* Exercise material *
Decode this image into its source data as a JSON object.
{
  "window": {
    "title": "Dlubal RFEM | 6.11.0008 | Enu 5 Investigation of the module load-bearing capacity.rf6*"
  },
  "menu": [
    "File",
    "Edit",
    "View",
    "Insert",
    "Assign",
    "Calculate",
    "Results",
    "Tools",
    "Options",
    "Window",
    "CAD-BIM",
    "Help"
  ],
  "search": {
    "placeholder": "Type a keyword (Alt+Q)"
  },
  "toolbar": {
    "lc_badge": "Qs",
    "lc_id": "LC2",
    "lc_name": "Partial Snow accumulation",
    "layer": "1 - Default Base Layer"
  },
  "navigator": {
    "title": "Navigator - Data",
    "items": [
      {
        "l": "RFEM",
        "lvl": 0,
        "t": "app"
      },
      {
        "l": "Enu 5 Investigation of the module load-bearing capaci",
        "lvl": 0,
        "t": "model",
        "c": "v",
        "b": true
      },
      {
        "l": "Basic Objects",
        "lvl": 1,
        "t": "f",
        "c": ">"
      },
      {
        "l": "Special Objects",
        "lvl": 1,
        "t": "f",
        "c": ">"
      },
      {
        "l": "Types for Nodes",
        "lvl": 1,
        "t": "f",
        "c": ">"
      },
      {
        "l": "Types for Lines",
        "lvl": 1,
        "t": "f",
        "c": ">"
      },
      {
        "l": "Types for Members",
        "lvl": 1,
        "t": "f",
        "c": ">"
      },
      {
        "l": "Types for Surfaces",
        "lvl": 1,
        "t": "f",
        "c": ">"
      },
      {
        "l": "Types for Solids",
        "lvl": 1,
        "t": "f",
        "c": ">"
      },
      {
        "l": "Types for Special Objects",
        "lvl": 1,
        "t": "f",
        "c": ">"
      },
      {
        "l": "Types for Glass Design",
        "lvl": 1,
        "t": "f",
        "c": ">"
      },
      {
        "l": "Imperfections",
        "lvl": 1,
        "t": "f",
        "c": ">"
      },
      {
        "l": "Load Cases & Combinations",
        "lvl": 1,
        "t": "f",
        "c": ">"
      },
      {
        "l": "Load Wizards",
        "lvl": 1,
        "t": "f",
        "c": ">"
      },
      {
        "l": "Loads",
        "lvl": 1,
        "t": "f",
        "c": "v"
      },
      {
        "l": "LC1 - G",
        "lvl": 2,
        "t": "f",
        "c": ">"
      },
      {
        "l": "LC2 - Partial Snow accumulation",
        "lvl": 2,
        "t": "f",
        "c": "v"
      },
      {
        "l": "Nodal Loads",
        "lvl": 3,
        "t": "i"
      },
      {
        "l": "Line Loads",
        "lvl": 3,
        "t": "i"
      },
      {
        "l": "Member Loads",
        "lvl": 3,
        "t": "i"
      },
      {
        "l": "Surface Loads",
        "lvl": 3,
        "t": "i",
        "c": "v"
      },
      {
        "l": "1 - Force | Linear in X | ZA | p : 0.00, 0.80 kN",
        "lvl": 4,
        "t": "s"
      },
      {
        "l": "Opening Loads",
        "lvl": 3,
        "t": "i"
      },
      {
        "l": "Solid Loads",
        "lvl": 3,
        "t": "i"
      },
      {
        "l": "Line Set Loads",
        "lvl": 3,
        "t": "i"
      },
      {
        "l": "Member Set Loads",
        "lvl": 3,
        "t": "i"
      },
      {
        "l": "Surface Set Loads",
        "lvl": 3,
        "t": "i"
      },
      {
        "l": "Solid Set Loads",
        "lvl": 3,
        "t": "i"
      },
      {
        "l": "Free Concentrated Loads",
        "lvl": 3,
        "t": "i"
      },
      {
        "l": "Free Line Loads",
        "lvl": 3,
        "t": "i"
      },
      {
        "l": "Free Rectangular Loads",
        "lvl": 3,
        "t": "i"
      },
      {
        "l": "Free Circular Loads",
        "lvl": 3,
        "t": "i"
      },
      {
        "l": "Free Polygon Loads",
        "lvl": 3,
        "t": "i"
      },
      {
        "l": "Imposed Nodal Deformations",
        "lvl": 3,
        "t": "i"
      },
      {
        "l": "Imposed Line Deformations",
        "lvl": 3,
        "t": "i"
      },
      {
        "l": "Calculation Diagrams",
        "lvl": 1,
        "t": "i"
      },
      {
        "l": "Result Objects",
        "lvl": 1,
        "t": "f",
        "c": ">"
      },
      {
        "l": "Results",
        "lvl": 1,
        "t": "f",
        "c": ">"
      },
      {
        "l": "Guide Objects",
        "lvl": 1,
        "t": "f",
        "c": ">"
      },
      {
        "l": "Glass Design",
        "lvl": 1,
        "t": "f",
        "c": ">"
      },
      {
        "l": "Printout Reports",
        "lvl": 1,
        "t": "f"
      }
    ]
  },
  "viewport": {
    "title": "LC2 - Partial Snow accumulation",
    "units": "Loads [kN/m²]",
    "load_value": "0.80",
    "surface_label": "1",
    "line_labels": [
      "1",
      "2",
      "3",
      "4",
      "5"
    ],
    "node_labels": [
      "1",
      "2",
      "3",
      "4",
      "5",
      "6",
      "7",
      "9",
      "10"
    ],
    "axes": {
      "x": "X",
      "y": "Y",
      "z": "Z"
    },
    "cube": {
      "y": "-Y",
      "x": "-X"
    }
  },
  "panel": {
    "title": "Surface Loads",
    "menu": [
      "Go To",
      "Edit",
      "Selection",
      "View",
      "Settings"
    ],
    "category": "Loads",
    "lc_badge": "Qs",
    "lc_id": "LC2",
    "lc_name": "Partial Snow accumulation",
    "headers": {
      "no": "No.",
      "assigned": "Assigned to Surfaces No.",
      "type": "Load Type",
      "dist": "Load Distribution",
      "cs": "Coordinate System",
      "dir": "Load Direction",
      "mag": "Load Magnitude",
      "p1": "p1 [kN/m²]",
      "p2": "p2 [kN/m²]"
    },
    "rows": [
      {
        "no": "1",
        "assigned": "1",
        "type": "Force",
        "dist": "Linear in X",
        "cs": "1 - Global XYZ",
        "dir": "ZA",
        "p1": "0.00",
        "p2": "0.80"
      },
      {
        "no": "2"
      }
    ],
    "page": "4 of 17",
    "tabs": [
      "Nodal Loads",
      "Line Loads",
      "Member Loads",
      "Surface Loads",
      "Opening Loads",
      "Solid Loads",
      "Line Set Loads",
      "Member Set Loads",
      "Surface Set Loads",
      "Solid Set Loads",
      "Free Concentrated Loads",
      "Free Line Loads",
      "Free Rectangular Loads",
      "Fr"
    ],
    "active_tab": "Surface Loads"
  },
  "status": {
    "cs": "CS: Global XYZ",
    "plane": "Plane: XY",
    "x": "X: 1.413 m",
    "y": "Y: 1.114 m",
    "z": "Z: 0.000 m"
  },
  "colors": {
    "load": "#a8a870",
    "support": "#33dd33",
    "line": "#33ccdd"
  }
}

...

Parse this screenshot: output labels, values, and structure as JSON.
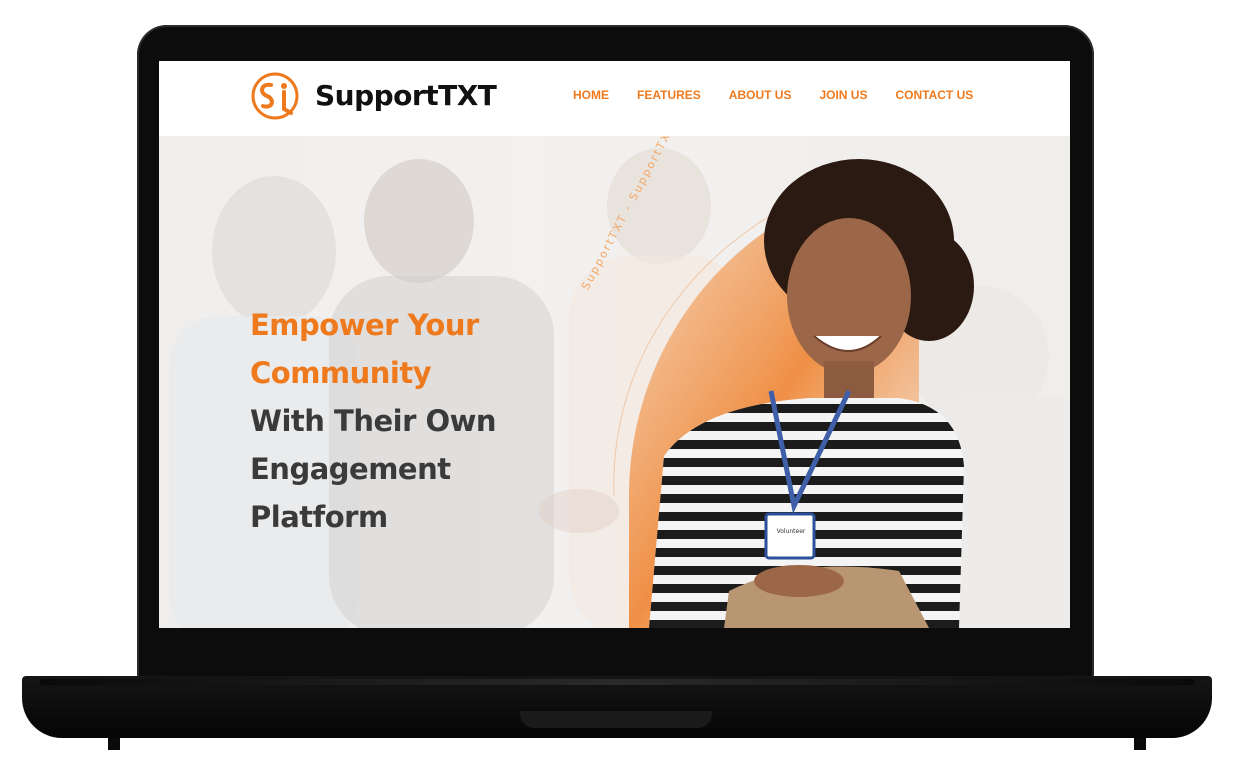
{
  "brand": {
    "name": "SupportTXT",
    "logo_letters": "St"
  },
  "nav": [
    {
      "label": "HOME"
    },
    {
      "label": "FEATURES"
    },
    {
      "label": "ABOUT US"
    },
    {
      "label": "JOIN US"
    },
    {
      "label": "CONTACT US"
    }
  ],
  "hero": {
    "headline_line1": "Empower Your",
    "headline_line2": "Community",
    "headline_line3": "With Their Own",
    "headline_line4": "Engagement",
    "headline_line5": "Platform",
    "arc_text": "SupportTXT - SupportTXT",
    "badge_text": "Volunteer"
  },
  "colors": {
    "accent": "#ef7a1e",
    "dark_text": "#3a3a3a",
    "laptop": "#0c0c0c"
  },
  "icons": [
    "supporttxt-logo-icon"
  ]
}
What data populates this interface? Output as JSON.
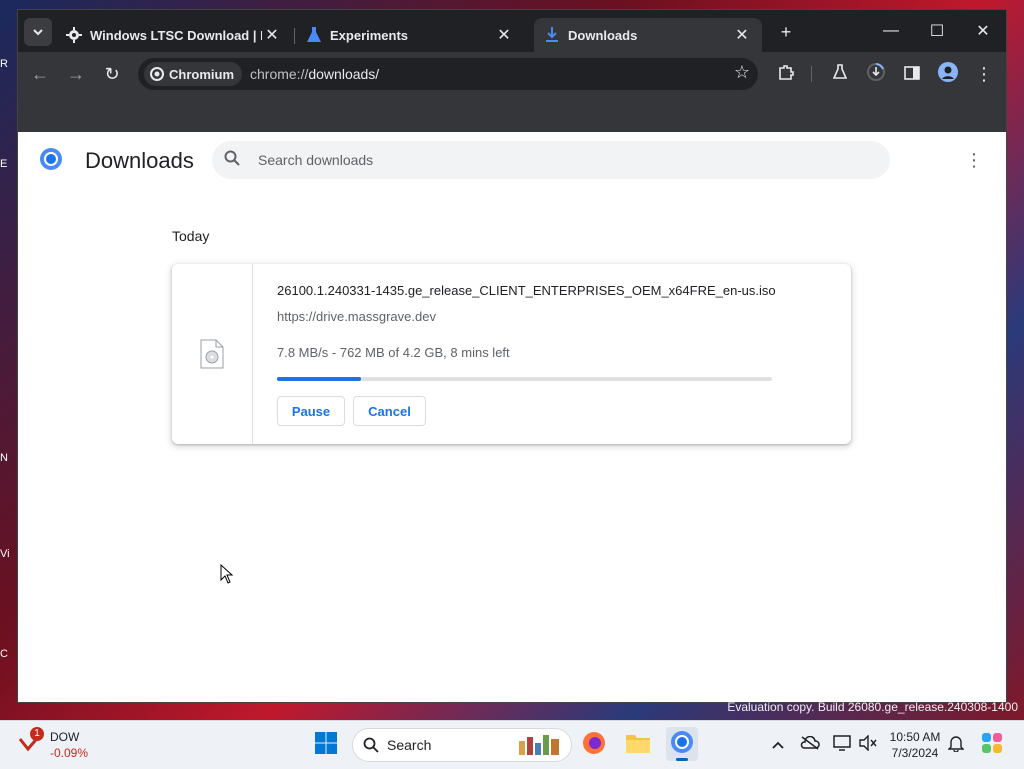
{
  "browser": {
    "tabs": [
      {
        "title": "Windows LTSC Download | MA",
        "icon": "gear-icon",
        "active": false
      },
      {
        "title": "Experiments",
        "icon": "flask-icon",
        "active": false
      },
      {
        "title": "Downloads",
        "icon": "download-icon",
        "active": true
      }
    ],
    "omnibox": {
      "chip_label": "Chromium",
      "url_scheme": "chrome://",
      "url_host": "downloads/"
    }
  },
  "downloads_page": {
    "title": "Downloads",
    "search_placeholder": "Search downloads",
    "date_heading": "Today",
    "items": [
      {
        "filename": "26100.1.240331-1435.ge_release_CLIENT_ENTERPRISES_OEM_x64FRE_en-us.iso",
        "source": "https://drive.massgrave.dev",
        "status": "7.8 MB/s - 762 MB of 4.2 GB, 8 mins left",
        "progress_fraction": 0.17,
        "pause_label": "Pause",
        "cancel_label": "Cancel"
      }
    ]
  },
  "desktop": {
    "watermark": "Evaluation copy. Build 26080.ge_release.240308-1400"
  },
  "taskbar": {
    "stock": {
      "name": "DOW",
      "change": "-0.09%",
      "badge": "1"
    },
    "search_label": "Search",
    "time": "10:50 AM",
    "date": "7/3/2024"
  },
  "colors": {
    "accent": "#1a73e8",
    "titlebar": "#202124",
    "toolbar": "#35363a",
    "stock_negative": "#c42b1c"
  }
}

* Problem requirements *
Where does the word "Free" appear in the listing? List each line that holds it.

* Task output *
        "l": "Free Concentrated Loads",
        "l": "Free Line Loads",
        "l": "Free Rectangular Loads",
        "l": "Free Circular Loads",
        "l": "Free Polygon Loads",
      "Free Concentrated Loads",
      "Free Line Loads",
      "Free Rectangular Loads",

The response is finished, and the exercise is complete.